EXERCISE PROMPT -
Scan the lines below for "will"; report the number of lines that contain it, and only that.

....

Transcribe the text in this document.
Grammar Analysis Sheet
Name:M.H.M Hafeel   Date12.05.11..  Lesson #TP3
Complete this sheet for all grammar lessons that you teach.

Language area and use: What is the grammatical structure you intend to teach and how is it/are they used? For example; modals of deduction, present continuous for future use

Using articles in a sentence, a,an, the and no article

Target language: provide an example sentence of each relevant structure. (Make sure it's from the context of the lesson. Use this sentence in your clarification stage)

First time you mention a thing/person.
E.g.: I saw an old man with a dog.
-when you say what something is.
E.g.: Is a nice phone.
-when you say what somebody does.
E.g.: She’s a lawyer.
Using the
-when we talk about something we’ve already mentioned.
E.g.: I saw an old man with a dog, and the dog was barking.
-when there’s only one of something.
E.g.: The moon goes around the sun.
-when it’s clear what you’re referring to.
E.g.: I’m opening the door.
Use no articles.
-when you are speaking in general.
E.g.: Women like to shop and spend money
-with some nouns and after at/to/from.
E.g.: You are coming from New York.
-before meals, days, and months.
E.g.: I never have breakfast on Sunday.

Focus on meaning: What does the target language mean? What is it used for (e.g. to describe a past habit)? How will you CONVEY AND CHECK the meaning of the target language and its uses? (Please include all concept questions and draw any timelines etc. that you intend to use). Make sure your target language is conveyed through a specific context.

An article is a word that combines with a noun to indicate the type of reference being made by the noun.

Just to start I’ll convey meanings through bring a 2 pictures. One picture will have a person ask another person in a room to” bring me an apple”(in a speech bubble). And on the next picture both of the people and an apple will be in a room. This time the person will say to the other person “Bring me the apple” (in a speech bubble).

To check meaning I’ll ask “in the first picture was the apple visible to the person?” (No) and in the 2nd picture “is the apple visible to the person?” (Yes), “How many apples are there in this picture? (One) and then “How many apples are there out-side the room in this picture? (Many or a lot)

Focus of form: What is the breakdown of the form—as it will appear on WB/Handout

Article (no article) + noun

....

WORKED SOLUTION -
3